▶ **Assigned task**
If an entry holds a picture, leave the picture out and output everything else exactly.

[[ Input data open ]]

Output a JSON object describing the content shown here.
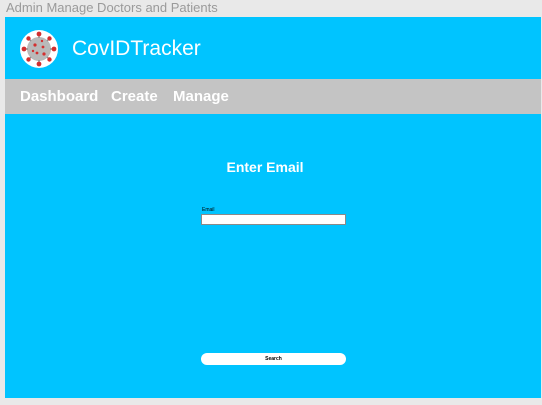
{
  "window": {
    "title": "Admin Manage Doctors and Patients"
  },
  "header": {
    "brand": "CovIDTracker",
    "logo_icon": "coronavirus-icon"
  },
  "nav": {
    "items": [
      {
        "label": "Dashboard"
      },
      {
        "label": "Create"
      },
      {
        "label": "Manage"
      }
    ]
  },
  "main": {
    "heading": "Enter Email",
    "email_label": "Email",
    "email_value": "",
    "search_label": "Search"
  },
  "colors": {
    "primary": "#00c4ff",
    "nav_bar": "#c4c4c4",
    "text_light": "#ffffff",
    "canvas_bg": "#e9e9e9"
  }
}
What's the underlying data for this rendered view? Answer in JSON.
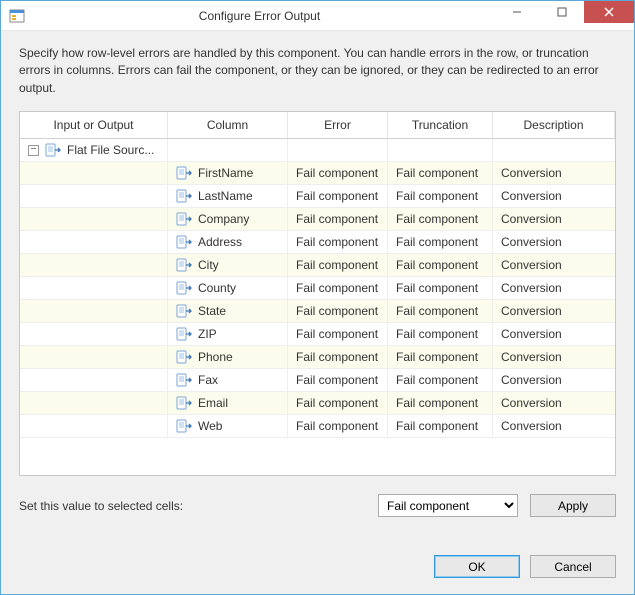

[[ Input data closed ]]

▶ **Exercise output**
Output a JSON object describing the content shown here.
{
  "window": {
    "title": "Admin Manage Doctors and Patients"
  },
  "header": {
    "brand": "CovIDTracker",
    "logo_icon": "coronavirus-icon"
  },
  "nav": {
    "items": [
      {
        "label": "Dashboard"
      },
      {
        "label": "Create"
      },
      {
        "label": "Manage"
      }
    ]
  },
  "main": {
    "heading": "Enter Email",
    "email_label": "Email",
    "email_value": "",
    "search_label": "Search"
  },
  "colors": {
    "primary": "#00c4ff",
    "nav_bar": "#c4c4c4",
    "text_light": "#ffffff",
    "canvas_bg": "#e9e9e9"
  }
}
What's the underlying data for this rendered view? Answer in JSON.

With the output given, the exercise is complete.